## AIM
Set down the full listing exactly, character for character.

## RECORDS SHOWN
## begin
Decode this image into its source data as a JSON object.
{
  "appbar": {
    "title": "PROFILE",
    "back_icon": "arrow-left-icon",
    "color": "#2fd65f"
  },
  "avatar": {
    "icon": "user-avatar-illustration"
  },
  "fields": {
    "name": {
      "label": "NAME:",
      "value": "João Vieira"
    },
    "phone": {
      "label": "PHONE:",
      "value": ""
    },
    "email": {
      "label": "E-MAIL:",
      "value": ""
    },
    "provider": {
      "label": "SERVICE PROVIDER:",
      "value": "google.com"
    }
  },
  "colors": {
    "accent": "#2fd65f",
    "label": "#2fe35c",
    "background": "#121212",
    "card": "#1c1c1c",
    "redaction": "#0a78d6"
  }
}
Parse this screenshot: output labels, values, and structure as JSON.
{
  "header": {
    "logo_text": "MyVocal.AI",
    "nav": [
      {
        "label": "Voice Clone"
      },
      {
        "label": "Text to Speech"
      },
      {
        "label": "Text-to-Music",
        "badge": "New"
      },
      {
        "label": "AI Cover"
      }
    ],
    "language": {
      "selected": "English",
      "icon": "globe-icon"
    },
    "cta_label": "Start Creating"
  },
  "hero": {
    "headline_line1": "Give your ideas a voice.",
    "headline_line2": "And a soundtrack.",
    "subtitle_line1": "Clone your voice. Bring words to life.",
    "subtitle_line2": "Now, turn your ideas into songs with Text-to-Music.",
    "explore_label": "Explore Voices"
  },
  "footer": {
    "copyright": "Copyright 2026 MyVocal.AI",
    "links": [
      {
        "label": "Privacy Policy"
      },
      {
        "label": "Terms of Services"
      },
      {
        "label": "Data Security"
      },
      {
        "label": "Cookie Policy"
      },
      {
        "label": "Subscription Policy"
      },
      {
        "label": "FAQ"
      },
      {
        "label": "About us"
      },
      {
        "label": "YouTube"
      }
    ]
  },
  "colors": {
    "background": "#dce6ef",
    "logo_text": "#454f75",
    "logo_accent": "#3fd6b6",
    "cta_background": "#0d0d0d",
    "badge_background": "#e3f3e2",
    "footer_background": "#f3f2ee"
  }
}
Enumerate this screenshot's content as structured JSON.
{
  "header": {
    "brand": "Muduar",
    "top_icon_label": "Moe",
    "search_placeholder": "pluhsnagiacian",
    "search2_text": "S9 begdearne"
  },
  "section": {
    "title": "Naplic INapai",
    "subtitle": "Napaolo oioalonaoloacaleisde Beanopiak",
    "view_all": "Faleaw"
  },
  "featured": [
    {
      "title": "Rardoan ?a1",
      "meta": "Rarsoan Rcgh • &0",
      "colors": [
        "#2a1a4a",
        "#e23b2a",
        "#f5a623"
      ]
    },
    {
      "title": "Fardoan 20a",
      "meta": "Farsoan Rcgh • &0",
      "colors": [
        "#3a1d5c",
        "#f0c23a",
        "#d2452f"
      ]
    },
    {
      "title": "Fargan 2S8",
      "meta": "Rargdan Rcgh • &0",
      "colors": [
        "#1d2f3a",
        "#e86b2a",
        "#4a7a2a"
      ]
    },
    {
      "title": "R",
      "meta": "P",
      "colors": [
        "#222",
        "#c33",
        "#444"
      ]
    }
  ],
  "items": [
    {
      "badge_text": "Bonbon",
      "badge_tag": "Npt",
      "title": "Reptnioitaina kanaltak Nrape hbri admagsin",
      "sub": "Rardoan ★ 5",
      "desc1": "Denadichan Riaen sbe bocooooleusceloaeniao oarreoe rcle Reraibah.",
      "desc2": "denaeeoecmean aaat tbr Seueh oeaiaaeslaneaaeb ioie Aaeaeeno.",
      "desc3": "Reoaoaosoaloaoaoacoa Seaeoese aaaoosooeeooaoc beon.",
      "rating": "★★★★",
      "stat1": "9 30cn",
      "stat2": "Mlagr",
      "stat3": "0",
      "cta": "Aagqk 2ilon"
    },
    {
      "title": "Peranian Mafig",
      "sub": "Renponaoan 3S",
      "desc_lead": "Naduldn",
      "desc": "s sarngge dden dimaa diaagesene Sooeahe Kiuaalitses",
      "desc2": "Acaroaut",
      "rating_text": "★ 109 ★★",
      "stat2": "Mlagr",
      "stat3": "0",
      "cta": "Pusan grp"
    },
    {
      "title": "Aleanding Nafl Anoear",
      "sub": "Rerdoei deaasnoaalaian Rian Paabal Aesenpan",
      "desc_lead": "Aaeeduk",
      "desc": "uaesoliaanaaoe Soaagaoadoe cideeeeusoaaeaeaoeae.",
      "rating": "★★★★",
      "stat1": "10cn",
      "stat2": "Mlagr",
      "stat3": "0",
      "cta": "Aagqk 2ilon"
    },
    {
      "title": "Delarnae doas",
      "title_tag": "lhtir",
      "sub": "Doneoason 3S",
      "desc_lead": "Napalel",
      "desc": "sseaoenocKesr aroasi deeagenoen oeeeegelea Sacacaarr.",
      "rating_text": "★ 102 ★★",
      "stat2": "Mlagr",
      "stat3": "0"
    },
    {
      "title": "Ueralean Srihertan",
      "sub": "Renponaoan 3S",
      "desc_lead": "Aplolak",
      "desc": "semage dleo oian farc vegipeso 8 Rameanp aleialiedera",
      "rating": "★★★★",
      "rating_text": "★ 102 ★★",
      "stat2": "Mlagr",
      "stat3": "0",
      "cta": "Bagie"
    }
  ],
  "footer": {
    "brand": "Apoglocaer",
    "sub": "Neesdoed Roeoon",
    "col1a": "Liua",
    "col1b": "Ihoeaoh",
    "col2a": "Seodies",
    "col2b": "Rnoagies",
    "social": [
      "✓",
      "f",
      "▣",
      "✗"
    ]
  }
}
## end
## EXPECTED OUTPUT
Decode this image into its source data as a JSON object.
{
  "appbar": {
    "title": "PROFILE",
    "back_icon": "arrow-left-icon",
    "color": "#2fd65f"
  },
  "avatar": {
    "icon": "user-avatar-illustration"
  },
  "fields": {
    "name": {
      "label": "NAME:",
      "value": "João Vieira"
    },
    "phone": {
      "label": "PHONE:",
      "value": ""
    },
    "email": {
      "label": "E-MAIL:",
      "value": ""
    },
    "provider": {
      "label": "SERVICE PROVIDER:",
      "value": "google.com"
    }
  },
  "colors": {
    "accent": "#2fd65f",
    "label": "#2fe35c",
    "background": "#121212",
    "card": "#1c1c1c",
    "redaction": "#0a78d6"
  }
}
Parse this screenshot: output labels, values, and structure as JSON.
{
  "header": {
    "logo_text": "MyVocal.AI",
    "nav": [
      {
        "label": "Voice Clone"
      },
      {
        "label": "Text to Speech"
      },
      {
        "label": "Text-to-Music",
        "badge": "New"
      },
      {
        "label": "AI Cover"
      }
    ],
    "language": {
      "selected": "English",
      "icon": "globe-icon"
    },
    "cta_label": "Start Creating"
  },
  "hero": {
    "headline_line1": "Give your ideas a voice.",
    "headline_line2": "And a soundtrack.",
    "subtitle_line1": "Clone your voice. Bring words to life.",
    "subtitle_line2": "Now, turn your ideas into songs with Text-to-Music.",
    "explore_label": "Explore Voices"
  },
  "footer": {
    "copyright": "Copyright 2026 MyVocal.AI",
    "links": [
      {
        "label": "Privacy Policy"
      },
      {
        "label": "Terms of Services"
      },
      {
        "label": "Data Security"
      },
      {
        "label": "Cookie Policy"
      },
      {
        "label": "Subscription Policy"
      },
      {
        "label": "FAQ"
      },
      {
        "label": "About us"
      },
      {
        "label": "YouTube"
      }
    ]
  },
  "colors": {
    "background": "#dce6ef",
    "logo_text": "#454f75",
    "logo_accent": "#3fd6b6",
    "cta_background": "#0d0d0d",
    "badge_background": "#e3f3e2",
    "footer_background": "#f3f2ee"
  }
}
Enumerate this screenshot's content as structured JSON.
{
  "header": {
    "brand": "Muduar",
    "top_icon_label": "Moe",
    "search_placeholder": "pluhsnagiacian",
    "search2_text": "S9 begdearne"
  },
  "section": {
    "title": "Naplic INapai",
    "subtitle": "Napaolo oioalonaoloacaleisde Beanopiak",
    "view_all": "Faleaw"
  },
  "featured": [
    {
      "title": "Rardoan ?a1",
      "meta": "Rarsoan Rcgh • &0",
      "colors": [
        "#2a1a4a",
        "#e23b2a",
        "#f5a623"
      ]
    },
    {
      "title": "Fardoan 20a",
      "meta": "Farsoan Rcgh • &0",
      "colors": [
        "#3a1d5c",
        "#f0c23a",
        "#d2452f"
      ]
    },
    {
      "title": "Fargan 2S8",
      "meta": "Rargdan Rcgh • &0",
      "colors": [
        "#1d2f3a",
        "#e86b2a",
        "#4a7a2a"
      ]
    },
    {
      "title": "R",
      "meta": "P",
      "colors": [
        "#222",
        "#c33",
        "#444"
      ]
    }
  ],
  "items": [
    {
      "badge_text": "Bonbon",
      "badge_tag": "Npt",
      "title": "Reptnioitaina kanaltak Nrape hbri admagsin",
      "sub": "Rardoan ★ 5",
      "desc1": "Denadichan Riaen sbe bocooooleusceloaeniao oarreoe rcle Reraibah.",
      "desc2": "denaeeoecmean aaat tbr Seueh oeaiaaeslaneaaeb ioie Aaeaeeno.",
      "desc3": "Reoaoaosoaloaoaoacoa Seaeoese aaaoosooeeooaoc beon.",
      "rating": "★★★★",
      "stat1": "9 30cn",
      "stat2": "Mlagr",
      "stat3": "0",
      "cta": "Aagqk 2ilon"
    },
    {
      "title": "Peranian Mafig",
      "sub": "Renponaoan 3S",
      "desc_lead": "Naduldn",
      "desc": "s sarngge dden dimaa diaagesene Sooeahe Kiuaalitses",
      "desc2": "Acaroaut",
      "rating_text": "★ 109 ★★",
      "stat2": "Mlagr",
      "stat3": "0",
      "cta": "Pusan grp"
    },
    {
      "title": "Aleanding Nafl Anoear",
      "sub": "Rerdoei deaasnoaalaian Rian Paabal Aesenpan",
      "desc_lead": "Aaeeduk",
      "desc": "uaesoliaanaaoe Soaagaoadoe cideeeeusoaaeaeaoeae.",
      "rating": "★★★★",
      "stat1": "10cn",
      "stat2": "Mlagr",
      "stat3": "0",
      "cta": "Aagqk 2ilon"
    },
    {
      "title": "Delarnae doas",
      "title_tag": "lhtir",
      "sub": "Doneoason 3S",
      "desc_lead": "Napalel",
      "desc": "sseaoenocKesr aroasi deeagenoen oeeeegelea Sacacaarr.",
      "rating_text": "★ 102 ★★",
      "stat2": "Mlagr",
      "stat3": "0"
    },
    {
      "title": "Ueralean Srihertan",
      "sub": "Renponaoan 3S",
      "desc_lead": "Aplolak",
      "desc": "semage dleo oian farc vegipeso 8 Rameanp aleialiedera",
      "rating": "★★★★",
      "rating_text": "★ 102 ★★",
      "stat2": "Mlagr",
      "stat3": "0",
      "cta": "Bagie"
    }
  ],
  "footer": {
    "brand": "Apoglocaer",
    "sub": "Neesdoed Roeoon",
    "col1a": "Liua",
    "col1b": "Ihoeaoh",
    "col2a": "Seodies",
    "col2b": "Rnoagies",
    "social": [
      "✓",
      "f",
      "▣",
      "✗"
    ]
  }
}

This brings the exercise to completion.